(Collection entries)
— begin —

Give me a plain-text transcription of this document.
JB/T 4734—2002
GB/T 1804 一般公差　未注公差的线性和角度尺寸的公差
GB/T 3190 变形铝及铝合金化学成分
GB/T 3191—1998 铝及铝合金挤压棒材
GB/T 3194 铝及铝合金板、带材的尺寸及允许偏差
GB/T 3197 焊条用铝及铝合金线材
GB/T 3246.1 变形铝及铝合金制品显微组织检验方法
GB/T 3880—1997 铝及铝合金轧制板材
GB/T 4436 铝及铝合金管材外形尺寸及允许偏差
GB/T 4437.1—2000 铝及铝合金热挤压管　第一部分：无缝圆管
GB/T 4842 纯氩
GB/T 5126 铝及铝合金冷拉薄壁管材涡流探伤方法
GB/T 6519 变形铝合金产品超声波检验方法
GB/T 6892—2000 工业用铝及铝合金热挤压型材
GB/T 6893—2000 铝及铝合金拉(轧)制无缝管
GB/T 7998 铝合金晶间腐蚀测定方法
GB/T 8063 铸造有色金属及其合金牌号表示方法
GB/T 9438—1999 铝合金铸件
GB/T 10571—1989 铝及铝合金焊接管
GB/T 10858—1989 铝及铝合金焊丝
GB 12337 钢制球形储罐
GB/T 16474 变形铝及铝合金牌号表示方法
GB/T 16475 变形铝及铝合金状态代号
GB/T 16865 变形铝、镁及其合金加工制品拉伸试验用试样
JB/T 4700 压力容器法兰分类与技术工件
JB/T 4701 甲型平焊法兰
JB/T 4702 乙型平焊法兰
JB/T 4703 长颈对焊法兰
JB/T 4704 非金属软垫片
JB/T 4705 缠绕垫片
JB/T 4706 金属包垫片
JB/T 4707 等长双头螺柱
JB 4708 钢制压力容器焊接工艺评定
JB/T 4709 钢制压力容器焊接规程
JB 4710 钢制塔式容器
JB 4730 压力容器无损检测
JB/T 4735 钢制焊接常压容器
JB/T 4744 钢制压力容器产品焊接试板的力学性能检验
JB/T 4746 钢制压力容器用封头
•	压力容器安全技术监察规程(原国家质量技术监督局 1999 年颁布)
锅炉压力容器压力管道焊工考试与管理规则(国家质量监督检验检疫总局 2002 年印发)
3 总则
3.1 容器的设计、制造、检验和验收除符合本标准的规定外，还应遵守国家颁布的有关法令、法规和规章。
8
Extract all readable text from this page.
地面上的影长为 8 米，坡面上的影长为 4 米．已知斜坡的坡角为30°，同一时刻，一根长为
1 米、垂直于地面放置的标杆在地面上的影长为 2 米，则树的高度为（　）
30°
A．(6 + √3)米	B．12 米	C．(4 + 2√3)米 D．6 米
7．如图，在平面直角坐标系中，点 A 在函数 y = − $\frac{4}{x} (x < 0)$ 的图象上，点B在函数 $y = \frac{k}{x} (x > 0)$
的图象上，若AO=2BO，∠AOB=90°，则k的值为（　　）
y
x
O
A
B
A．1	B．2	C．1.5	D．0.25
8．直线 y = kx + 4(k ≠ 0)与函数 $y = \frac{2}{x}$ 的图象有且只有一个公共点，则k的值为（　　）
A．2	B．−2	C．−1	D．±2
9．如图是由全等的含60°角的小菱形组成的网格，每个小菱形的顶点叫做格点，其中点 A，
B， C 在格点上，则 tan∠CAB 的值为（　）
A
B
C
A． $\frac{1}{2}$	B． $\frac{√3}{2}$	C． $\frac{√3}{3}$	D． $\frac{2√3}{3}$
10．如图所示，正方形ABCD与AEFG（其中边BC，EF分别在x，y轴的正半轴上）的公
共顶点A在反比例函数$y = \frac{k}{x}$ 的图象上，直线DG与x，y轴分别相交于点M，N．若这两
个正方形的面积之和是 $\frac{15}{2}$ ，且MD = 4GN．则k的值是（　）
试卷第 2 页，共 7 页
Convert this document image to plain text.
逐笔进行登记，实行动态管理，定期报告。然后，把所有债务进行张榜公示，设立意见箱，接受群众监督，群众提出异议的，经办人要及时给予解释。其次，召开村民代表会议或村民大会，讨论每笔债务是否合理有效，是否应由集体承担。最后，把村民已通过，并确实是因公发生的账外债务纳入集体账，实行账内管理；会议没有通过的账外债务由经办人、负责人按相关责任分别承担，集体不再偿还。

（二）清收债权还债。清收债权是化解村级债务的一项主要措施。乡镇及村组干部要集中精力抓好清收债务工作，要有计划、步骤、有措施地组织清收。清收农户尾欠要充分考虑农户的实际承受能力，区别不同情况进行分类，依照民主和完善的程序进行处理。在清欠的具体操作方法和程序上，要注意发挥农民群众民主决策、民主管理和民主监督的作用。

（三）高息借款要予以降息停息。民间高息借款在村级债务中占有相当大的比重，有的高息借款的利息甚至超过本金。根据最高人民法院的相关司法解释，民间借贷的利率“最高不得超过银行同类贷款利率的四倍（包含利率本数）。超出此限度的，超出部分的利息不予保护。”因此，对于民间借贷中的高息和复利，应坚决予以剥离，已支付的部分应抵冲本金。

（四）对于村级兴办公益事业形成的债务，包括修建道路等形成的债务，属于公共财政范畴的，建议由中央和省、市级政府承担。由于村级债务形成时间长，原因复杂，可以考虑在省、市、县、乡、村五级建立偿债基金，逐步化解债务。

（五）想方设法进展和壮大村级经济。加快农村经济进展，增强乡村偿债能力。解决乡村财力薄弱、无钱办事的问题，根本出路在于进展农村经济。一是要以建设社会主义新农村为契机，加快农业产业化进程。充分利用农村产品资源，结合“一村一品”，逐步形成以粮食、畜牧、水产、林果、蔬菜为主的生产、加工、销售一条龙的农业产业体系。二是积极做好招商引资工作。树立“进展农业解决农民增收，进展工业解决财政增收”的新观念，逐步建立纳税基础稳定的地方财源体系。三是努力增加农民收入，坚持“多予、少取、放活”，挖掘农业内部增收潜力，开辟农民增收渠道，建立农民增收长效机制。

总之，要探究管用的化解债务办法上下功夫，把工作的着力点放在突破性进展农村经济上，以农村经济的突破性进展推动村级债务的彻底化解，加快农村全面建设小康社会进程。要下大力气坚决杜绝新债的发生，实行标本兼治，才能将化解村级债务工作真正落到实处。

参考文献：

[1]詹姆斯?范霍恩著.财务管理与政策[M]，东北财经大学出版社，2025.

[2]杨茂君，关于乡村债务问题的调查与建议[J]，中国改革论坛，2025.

— end —

# What you should do:
Reproduce the complete data exactly as presented above.

# Output for this task:
Give me a plain-text transcription of this document.
JB/T 4734—2002
GB/T 1804 一般公差　未注公差的线性和角度尺寸的公差
GB/T 3190 变形铝及铝合金化学成分
GB/T 3191—1998 铝及铝合金挤压棒材
GB/T 3194 铝及铝合金板、带材的尺寸及允许偏差
GB/T 3197 焊条用铝及铝合金线材
GB/T 3246.1 变形铝及铝合金制品显微组织检验方法
GB/T 3880—1997 铝及铝合金轧制板材
GB/T 4436 铝及铝合金管材外形尺寸及允许偏差
GB/T 4437.1—2000 铝及铝合金热挤压管　第一部分：无缝圆管
GB/T 4842 纯氩
GB/T 5126 铝及铝合金冷拉薄壁管材涡流探伤方法
GB/T 6519 变形铝合金产品超声波检验方法
GB/T 6892—2000 工业用铝及铝合金热挤压型材
GB/T 6893—2000 铝及铝合金拉(轧)制无缝管
GB/T 7998 铝合金晶间腐蚀测定方法
GB/T 8063 铸造有色金属及其合金牌号表示方法
GB/T 9438—1999 铝合金铸件
GB/T 10571—1989 铝及铝合金焊接管
GB/T 10858—1989 铝及铝合金焊丝
GB 12337 钢制球形储罐
GB/T 16474 变形铝及铝合金牌号表示方法
GB/T 16475 变形铝及铝合金状态代号
GB/T 16865 变形铝、镁及其合金加工制品拉伸试验用试样
JB/T 4700 压力容器法兰分类与技术工件
JB/T 4701 甲型平焊法兰
JB/T 4702 乙型平焊法兰
JB/T 4703 长颈对焊法兰
JB/T 4704 非金属软垫片
JB/T 4705 缠绕垫片
JB/T 4706 金属包垫片
JB/T 4707 等长双头螺柱
JB 4708 钢制压力容器焊接工艺评定
JB/T 4709 钢制压力容器焊接规程
JB 4710 钢制塔式容器
JB 4730 压力容器无损检测
JB/T 4735 钢制焊接常压容器
JB/T 4744 钢制压力容器产品焊接试板的力学性能检验
JB/T 4746 钢制压力容器用封头
•	压力容器安全技术监察规程(原国家质量技术监督局 1999 年颁布)
锅炉压力容器压力管道焊工考试与管理规则(国家质量监督检验检疫总局 2002 年印发)
3 总则
3.1 容器的设计、制造、检验和验收除符合本标准的规定外，还应遵守国家颁布的有关法令、法规和规章。
8
Extract all readable text from this page.
地面上的影长为 8 米，坡面上的影长为 4 米．已知斜坡的坡角为30°，同一时刻，一根长为
1 米、垂直于地面放置的标杆在地面上的影长为 2 米，则树的高度为（　）
30°
A．(6 + √3)米	B．12 米	C．(4 + 2√3)米 D．6 米
7．如图，在平面直角坐标系中，点 A 在函数 y = − $\frac{4}{x} (x < 0)$ 的图象上，点B在函数 $y = \frac{k}{x} (x > 0)$
的图象上，若AO=2BO，∠AOB=90°，则k的值为（　　）
y
x
O
A
B
A．1	B．2	C．1.5	D．0.25
8．直线 y = kx + 4(k ≠ 0)与函数 $y = \frac{2}{x}$ 的图象有且只有一个公共点，则k的值为（　　）
A．2	B．−2	C．−1	D．±2
9．如图是由全等的含60°角的小菱形组成的网格，每个小菱形的顶点叫做格点，其中点 A，
B， C 在格点上，则 tan∠CAB 的值为（　）
A
B
C
A． $\frac{1}{2}$	B． $\frac{√3}{2}$	C． $\frac{√3}{3}$	D． $\frac{2√3}{3}$
10．如图所示，正方形ABCD与AEFG（其中边BC，EF分别在x，y轴的正半轴上）的公
共顶点A在反比例函数$y = \frac{k}{x}$ 的图象上，直线DG与x，y轴分别相交于点M，N．若这两
个正方形的面积之和是 $\frac{15}{2}$ ，且MD = 4GN．则k的值是（　）
试卷第 2 页，共 7 页
Convert this document image to plain text.
逐笔进行登记，实行动态管理，定期报告。然后，把所有债务进行张榜公示，设立意见箱，接受群众监督，群众提出异议的，经办人要及时给予解释。其次，召开村民代表会议或村民大会，讨论每笔债务是否合理有效，是否应由集体承担。最后，把村民已通过，并确实是因公发生的账外债务纳入集体账，实行账内管理；会议没有通过的账外债务由经办人、负责人按相关责任分别承担，集体不再偿还。

（二）清收债权还债。清收债权是化解村级债务的一项主要措施。乡镇及村组干部要集中精力抓好清收债务工作，要有计划、步骤、有措施地组织清收。清收农户尾欠要充分考虑农户的实际承受能力，区别不同情况进行分类，依照民主和完善的程序进行处理。在清欠的具体操作方法和程序上，要注意发挥农民群众民主决策、民主管理和民主监督的作用。

（三）高息借款要予以降息停息。民间高息借款在村级债务中占有相当大的比重，有的高息借款的利息甚至超过本金。根据最高人民法院的相关司法解释，民间借贷的利率“最高不得超过银行同类贷款利率的四倍（包含利率本数）。超出此限度的，超出部分的利息不予保护。”因此，对于民间借贷中的高息和复利，应坚决予以剥离，已支付的部分应抵冲本金。

（四）对于村级兴办公益事业形成的债务，包括修建道路等形成的债务，属于公共财政范畴的，建议由中央和省、市级政府承担。由于村级债务形成时间长，原因复杂，可以考虑在省、市、县、乡、村五级建立偿债基金，逐步化解债务。

（五）想方设法进展和壮大村级经济。加快农村经济进展，增强乡村偿债能力。解决乡村财力薄弱、无钱办事的问题，根本出路在于进展农村经济。一是要以建设社会主义新农村为契机，加快农业产业化进程。充分利用农村产品资源，结合“一村一品”，逐步形成以粮食、畜牧、水产、林果、蔬菜为主的生产、加工、销售一条龙的农业产业体系。二是积极做好招商引资工作。树立“进展农业解决农民增收，进展工业解决财政增收”的新观念，逐步建立纳税基础稳定的地方财源体系。三是努力增加农民收入，坚持“多予、少取、放活”，挖掘农业内部增收潜力，开辟农民增收渠道，建立农民增收长效机制。

总之，要探究管用的化解债务办法上下功夫，把工作的着力点放在突破性进展农村经济上，以农村经济的突破性进展推动村级债务的彻底化解，加快农村全面建设小康社会进程。要下大力气坚决杜绝新债的发生，实行标本兼治，才能将化解村级债务工作真正落到实处。

参考文献：

[1]詹姆斯?范霍恩著.财务管理与政策[M]，东北财经大学出版社，2025.

[2]杨茂君，关于乡村债务问题的调查与建议[J]，中国改革论坛，2025.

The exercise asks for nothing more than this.